─── Data supplied

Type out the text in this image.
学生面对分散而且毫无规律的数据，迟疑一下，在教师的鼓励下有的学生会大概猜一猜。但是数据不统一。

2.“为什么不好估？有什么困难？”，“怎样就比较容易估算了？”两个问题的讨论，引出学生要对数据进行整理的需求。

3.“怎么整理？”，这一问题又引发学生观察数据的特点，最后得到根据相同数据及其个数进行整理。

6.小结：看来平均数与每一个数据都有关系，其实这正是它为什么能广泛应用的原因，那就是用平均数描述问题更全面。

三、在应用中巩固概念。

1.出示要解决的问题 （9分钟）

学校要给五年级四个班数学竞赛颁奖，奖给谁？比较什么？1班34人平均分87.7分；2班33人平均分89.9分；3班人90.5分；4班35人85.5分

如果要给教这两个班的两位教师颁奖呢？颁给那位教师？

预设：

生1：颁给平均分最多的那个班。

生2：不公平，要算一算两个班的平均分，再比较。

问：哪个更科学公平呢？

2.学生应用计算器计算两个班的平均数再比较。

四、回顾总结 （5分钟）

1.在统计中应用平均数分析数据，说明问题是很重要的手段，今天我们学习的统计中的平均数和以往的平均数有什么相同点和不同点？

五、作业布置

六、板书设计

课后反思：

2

──────

-- Prompt --
Each line of the listing above should be output exactly.

-- Task result --
Type out the text in this image.
学生面对分散而且毫无规律的数据，迟疑一下，在教师的鼓励下有的学生会大概猜一猜。但是数据不统一。

2.“为什么不好估？有什么困难？”，“怎样就比较容易估算了？”两个问题的讨论，引出学生要对数据进行整理的需求。

3.“怎么整理？”，这一问题又引发学生观察数据的特点，最后得到根据相同数据及其个数进行整理。

6.小结：看来平均数与每一个数据都有关系，其实这正是它为什么能广泛应用的原因，那就是用平均数描述问题更全面。

三、在应用中巩固概念。

1.出示要解决的问题 （9分钟）

学校要给五年级四个班数学竞赛颁奖，奖给谁？比较什么？1班34人平均分87.7分；2班33人平均分89.9分；3班人90.5分；4班35人85.5分

如果要给教这两个班的两位教师颁奖呢？颁给那位教师？

预设：

生1：颁给平均分最多的那个班。

生2：不公平，要算一算两个班的平均分，再比较。

问：哪个更科学公平呢？

2.学生应用计算器计算两个班的平均数再比较。

四、回顾总结 （5分钟）

1.在统计中应用平均数分析数据，说明问题是很重要的手段，今天我们学习的统计中的平均数和以往的平均数有什么相同点和不同点？

五、作业布置

六、板书设计

课后反思：

2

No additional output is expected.